(Records)

'''

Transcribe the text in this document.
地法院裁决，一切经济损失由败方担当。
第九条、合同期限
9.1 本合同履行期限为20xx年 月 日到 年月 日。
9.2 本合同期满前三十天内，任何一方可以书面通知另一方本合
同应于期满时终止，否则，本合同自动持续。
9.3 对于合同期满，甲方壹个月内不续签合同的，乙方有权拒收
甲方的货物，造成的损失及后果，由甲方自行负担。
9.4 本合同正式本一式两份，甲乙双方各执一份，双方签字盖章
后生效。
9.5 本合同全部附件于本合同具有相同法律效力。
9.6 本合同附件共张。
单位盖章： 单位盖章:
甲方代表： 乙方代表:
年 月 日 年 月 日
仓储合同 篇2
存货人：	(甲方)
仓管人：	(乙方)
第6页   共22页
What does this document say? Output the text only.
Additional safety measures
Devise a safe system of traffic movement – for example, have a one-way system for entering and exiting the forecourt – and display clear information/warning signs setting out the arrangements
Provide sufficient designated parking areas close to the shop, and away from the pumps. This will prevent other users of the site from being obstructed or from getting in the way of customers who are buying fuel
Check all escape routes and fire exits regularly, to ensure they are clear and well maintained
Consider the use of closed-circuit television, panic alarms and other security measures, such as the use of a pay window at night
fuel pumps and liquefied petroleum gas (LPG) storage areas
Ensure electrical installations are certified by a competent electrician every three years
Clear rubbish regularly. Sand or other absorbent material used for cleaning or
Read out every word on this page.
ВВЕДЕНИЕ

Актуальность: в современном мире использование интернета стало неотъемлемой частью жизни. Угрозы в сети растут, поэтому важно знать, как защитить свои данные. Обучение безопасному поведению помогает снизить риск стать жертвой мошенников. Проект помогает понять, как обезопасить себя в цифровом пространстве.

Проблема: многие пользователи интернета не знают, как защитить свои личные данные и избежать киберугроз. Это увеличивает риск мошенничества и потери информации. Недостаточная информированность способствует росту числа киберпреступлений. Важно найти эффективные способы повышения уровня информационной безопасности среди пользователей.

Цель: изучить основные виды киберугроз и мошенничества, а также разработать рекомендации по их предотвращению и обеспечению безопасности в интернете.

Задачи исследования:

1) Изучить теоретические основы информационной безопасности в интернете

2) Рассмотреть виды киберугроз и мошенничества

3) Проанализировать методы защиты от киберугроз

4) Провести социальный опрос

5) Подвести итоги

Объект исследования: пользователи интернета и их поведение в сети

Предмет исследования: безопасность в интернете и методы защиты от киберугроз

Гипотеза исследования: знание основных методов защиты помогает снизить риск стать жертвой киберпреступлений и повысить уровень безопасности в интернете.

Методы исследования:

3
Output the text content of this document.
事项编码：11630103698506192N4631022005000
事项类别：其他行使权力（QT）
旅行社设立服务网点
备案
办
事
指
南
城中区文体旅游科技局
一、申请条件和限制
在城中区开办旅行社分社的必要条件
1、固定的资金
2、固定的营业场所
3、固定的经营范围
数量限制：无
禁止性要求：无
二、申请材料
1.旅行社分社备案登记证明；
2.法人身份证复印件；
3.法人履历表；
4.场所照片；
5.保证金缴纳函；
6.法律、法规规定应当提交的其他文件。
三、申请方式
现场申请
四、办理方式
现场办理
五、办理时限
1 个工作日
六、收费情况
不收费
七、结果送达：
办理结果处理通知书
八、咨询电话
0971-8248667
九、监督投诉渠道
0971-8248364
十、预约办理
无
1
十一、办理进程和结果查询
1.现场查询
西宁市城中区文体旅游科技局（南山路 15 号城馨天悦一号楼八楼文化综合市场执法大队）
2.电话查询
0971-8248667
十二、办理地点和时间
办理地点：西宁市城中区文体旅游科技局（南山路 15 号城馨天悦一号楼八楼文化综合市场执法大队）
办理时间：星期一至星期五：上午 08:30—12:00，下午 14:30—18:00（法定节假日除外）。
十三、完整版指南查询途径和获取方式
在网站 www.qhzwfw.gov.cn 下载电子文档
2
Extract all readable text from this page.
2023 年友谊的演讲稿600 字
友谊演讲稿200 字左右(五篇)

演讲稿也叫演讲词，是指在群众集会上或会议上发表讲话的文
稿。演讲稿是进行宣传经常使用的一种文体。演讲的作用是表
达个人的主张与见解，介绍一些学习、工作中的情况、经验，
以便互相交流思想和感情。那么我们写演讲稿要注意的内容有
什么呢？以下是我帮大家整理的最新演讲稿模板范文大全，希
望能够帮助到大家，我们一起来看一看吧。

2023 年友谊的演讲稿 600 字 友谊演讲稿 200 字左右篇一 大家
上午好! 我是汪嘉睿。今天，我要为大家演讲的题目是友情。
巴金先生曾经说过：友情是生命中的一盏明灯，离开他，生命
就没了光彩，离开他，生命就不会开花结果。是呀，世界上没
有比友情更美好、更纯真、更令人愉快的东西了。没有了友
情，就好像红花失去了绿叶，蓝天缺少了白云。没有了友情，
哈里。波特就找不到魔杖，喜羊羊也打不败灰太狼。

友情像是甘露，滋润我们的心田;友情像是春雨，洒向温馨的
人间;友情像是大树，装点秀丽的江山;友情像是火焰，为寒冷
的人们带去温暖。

'''

Exercise requirements>
Work through the records above line by line and count those that hold the string "интернета". Give only the result.

Correct output>
3